Task to carry out:
Every line below is to be quoted exactly, with nothing added or dropped.

◇ ◇ ◇ ◇ ◇ ◇ ◇

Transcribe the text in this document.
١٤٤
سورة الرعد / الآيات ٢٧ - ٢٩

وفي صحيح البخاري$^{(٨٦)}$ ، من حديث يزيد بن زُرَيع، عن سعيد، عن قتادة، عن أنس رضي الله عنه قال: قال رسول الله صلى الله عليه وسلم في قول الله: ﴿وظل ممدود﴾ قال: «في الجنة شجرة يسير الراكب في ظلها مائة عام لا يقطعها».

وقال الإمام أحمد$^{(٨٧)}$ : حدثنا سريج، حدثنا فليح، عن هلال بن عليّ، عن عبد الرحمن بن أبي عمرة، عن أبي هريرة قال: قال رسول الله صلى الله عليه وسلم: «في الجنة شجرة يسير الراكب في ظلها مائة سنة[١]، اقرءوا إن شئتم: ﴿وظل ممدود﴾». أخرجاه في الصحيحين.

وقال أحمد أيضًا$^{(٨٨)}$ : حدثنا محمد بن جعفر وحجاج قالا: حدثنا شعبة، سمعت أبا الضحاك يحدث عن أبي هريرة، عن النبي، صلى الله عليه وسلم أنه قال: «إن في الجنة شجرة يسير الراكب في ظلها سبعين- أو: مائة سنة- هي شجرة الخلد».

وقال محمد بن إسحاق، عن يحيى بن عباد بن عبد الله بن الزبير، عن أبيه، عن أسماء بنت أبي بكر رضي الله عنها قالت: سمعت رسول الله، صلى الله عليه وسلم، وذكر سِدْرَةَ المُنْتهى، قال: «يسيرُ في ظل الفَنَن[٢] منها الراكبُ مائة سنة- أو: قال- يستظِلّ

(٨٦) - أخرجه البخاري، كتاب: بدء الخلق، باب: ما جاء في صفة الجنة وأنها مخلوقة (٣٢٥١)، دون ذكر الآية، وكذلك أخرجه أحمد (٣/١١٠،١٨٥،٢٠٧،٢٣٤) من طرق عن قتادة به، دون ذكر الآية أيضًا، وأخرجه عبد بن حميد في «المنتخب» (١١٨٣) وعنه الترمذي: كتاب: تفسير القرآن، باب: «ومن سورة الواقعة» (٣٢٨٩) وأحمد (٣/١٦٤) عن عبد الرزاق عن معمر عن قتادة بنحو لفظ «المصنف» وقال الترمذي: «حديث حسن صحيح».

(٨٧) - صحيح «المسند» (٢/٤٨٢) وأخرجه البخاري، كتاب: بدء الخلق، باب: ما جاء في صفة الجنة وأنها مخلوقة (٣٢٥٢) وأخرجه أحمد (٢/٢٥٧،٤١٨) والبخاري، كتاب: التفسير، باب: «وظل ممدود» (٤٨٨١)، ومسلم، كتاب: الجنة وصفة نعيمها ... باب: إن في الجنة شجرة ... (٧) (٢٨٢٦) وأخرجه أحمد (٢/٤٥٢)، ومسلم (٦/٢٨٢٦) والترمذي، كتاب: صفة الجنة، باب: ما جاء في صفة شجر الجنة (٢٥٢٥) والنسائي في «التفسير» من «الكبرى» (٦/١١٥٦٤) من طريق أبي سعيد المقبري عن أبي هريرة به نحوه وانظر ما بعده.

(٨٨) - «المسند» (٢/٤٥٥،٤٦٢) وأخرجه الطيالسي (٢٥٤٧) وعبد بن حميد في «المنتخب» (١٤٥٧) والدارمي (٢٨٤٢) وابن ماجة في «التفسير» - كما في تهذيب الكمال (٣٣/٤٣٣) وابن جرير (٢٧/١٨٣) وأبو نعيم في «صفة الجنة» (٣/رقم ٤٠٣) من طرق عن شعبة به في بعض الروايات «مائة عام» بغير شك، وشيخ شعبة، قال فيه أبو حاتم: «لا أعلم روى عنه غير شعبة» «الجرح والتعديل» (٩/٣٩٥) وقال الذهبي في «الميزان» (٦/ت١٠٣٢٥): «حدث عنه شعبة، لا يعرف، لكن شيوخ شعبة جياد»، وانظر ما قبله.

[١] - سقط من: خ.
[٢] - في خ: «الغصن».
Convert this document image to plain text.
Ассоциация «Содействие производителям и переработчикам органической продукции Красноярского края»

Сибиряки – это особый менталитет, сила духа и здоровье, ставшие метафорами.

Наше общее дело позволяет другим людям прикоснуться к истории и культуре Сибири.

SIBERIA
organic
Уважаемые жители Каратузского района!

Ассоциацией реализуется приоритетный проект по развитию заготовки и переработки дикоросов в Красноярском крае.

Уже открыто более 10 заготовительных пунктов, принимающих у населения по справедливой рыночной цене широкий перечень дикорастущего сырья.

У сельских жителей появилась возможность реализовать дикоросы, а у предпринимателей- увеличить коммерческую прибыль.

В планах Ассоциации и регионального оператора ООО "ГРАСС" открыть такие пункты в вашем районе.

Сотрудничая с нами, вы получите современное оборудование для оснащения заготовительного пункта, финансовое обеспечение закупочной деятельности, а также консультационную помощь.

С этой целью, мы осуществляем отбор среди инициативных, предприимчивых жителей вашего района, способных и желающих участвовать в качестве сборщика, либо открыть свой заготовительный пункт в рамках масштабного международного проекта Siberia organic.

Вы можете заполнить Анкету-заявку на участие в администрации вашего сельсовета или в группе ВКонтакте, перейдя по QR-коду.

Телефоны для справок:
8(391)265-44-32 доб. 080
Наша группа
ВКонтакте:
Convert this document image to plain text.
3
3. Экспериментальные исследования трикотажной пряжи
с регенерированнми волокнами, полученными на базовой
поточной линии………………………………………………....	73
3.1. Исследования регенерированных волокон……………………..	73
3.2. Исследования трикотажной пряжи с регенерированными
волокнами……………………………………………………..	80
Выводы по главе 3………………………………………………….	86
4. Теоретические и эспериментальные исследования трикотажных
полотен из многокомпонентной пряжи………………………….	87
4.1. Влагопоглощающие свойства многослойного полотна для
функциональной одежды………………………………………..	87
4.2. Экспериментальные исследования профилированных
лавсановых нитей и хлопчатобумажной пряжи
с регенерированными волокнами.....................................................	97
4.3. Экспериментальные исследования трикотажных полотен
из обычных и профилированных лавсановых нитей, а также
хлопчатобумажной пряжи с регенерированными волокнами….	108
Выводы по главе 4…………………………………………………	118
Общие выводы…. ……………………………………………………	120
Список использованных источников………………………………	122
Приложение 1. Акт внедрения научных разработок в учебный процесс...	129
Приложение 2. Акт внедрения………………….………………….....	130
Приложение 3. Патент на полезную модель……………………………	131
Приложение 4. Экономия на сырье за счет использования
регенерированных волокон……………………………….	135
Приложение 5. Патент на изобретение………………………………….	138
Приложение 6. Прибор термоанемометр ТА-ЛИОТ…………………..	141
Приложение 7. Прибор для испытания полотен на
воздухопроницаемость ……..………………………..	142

◇ ◇ ◇ ◇ ◇ ◇ ◇

Correct answer:
Transcribe the text in this document.
١٤٤
سورة الرعد / الآيات ٢٧ - ٢٩

وفي صحيح البخاري$^{(٨٦)}$ ، من حديث يزيد بن زُرَيع، عن سعيد، عن قتادة، عن أنس رضي الله عنه قال: قال رسول الله صلى الله عليه وسلم في قول الله: ﴿وظل ممدود﴾ قال: «في الجنة شجرة يسير الراكب في ظلها مائة عام لا يقطعها».

وقال الإمام أحمد$^{(٨٧)}$ : حدثنا سريج، حدثنا فليح، عن هلال بن عليّ، عن عبد الرحمن بن أبي عمرة، عن أبي هريرة قال: قال رسول الله صلى الله عليه وسلم: «في الجنة شجرة يسير الراكب في ظلها مائة سنة[١]، اقرءوا إن شئتم: ﴿وظل ممدود﴾». أخرجاه في الصحيحين.

وقال أحمد أيضًا$^{(٨٨)}$ : حدثنا محمد بن جعفر وحجاج قالا: حدثنا شعبة، سمعت أبا الضحاك يحدث عن أبي هريرة، عن النبي، صلى الله عليه وسلم أنه قال: «إن في الجنة شجرة يسير الراكب في ظلها سبعين- أو: مائة سنة- هي شجرة الخلد».

وقال محمد بن إسحاق، عن يحيى بن عباد بن عبد الله بن الزبير، عن أبيه، عن أسماء بنت أبي بكر رضي الله عنها قالت: سمعت رسول الله، صلى الله عليه وسلم، وذكر سِدْرَةَ المُنْتهى، قال: «يسيرُ في ظل الفَنَن[٢] منها الراكبُ مائة سنة- أو: قال- يستظِلّ

(٨٦) - أخرجه البخاري، كتاب: بدء الخلق، باب: ما جاء في صفة الجنة وأنها مخلوقة (٣٢٥١)، دون ذكر الآية، وكذلك أخرجه أحمد (٣/١١٠،١٨٥،٢٠٧،٢٣٤) من طرق عن قتادة به، دون ذكر الآية أيضًا، وأخرجه عبد بن حميد في «المنتخب» (١١٨٣) وعنه الترمذي: كتاب: تفسير القرآن، باب: «ومن سورة الواقعة» (٣٢٨٩) وأحمد (٣/١٦٤) عن عبد الرزاق عن معمر عن قتادة بنحو لفظ «المصنف» وقال الترمذي: «حديث حسن صحيح».

(٨٧) - صحيح «المسند» (٢/٤٨٢) وأخرجه البخاري، كتاب: بدء الخلق، باب: ما جاء في صفة الجنة وأنها مخلوقة (٣٢٥٢) وأخرجه أحمد (٢/٢٥٧،٤١٨) والبخاري، كتاب: التفسير، باب: «وظل ممدود» (٤٨٨١)، ومسلم، كتاب: الجنة وصفة نعيمها ... باب: إن في الجنة شجرة ... (٧) (٢٨٢٦) وأخرجه أحمد (٢/٤٥٢)، ومسلم (٦/٢٨٢٦) والترمذي، كتاب: صفة الجنة، باب: ما جاء في صفة شجر الجنة (٢٥٢٥) والنسائي في «التفسير» من «الكبرى» (٦/١١٥٦٤) من طريق أبي سعيد المقبري عن أبي هريرة به نحوه وانظر ما بعده.

(٨٨) - «المسند» (٢/٤٥٥،٤٦٢) وأخرجه الطيالسي (٢٥٤٧) وعبد بن حميد في «المنتخب» (١٤٥٧) والدارمي (٢٨٤٢) وابن ماجة في «التفسير» - كما في تهذيب الكمال (٣٣/٤٣٣) وابن جرير (٢٧/١٨٣) وأبو نعيم في «صفة الجنة» (٣/رقم ٤٠٣) من طرق عن شعبة به في بعض الروايات «مائة عام» بغير شك، وشيخ شعبة، قال فيه أبو حاتم: «لا أعلم روى عنه غير شعبة» «الجرح والتعديل» (٩/٣٩٥) وقال الذهبي في «الميزان» (٦/ت١٠٣٢٥): «حدث عنه شعبة، لا يعرف، لكن شيوخ شعبة جياد»، وانظر ما قبله.

[١] - سقط من: خ.
[٢] - في خ: «الغصن».
Convert this document image to plain text.
Ассоциация «Содействие производителям и переработчикам органической продукции Красноярского края»

Сибиряки – это особый менталитет, сила духа и здоровье, ставшие метафорами.

Наше общее дело позволяет другим людям прикоснуться к истории и культуре Сибири.

SIBERIA
organic
Уважаемые жители Каратузского района!

Ассоциацией реализуется приоритетный проект по развитию заготовки и переработки дикоросов в Красноярском крае.

Уже открыто более 10 заготовительных пунктов, принимающих у населения по справедливой рыночной цене широкий перечень дикорастущего сырья.

У сельских жителей появилась возможность реализовать дикоросы, а у предпринимателей- увеличить коммерческую прибыль.

В планах Ассоциации и регионального оператора ООО "ГРАСС" открыть такие пункты в вашем районе.

Сотрудничая с нами, вы получите современное оборудование для оснащения заготовительного пункта, финансовое обеспечение закупочной деятельности, а также консультационную помощь.

С этой целью, мы осуществляем отбор среди инициативных, предприимчивых жителей вашего района, способных и желающих участвовать в качестве сборщика, либо открыть свой заготовительный пункт в рамках масштабного международного проекта Siberia organic.

Вы можете заполнить Анкету-заявку на участие в администрации вашего сельсовета или в группе ВКонтакте, перейдя по QR-коду.

Телефоны для справок:
8(391)265-44-32 доб. 080
Наша группа
ВКонтакте:
Convert this document image to plain text.
3
3. Экспериментальные исследования трикотажной пряжи
с регенерированнми волокнами, полученными на базовой
поточной линии………………………………………………....	73
3.1. Исследования регенерированных волокон……………………..	73
3.2. Исследования трикотажной пряжи с регенерированными
волокнами……………………………………………………..	80
Выводы по главе 3………………………………………………….	86
4. Теоретические и эспериментальные исследования трикотажных
полотен из многокомпонентной пряжи………………………….	87
4.1. Влагопоглощающие свойства многослойного полотна для
функциональной одежды………………………………………..	87
4.2. Экспериментальные исследования профилированных
лавсановых нитей и хлопчатобумажной пряжи
с регенерированными волокнами.....................................................	97
4.3. Экспериментальные исследования трикотажных полотен
из обычных и профилированных лавсановых нитей, а также
хлопчатобумажной пряжи с регенерированными волокнами….	108
Выводы по главе 4…………………………………………………	118
Общие выводы…. ……………………………………………………	120
Список использованных источников………………………………	122
Приложение 1. Акт внедрения научных разработок в учебный процесс...	129
Приложение 2. Акт внедрения………………….………………….....	130
Приложение 3. Патент на полезную модель……………………………	131
Приложение 4. Экономия на сырье за счет использования
регенерированных волокон……………………………….	135
Приложение 5. Патент на изобретение………………………………….	138
Приложение 6. Прибор термоанемометр ТА-ЛИОТ…………………..	141
Приложение 7. Прибор для испытания полотен на
воздухопроницаемость ……..………………………..	142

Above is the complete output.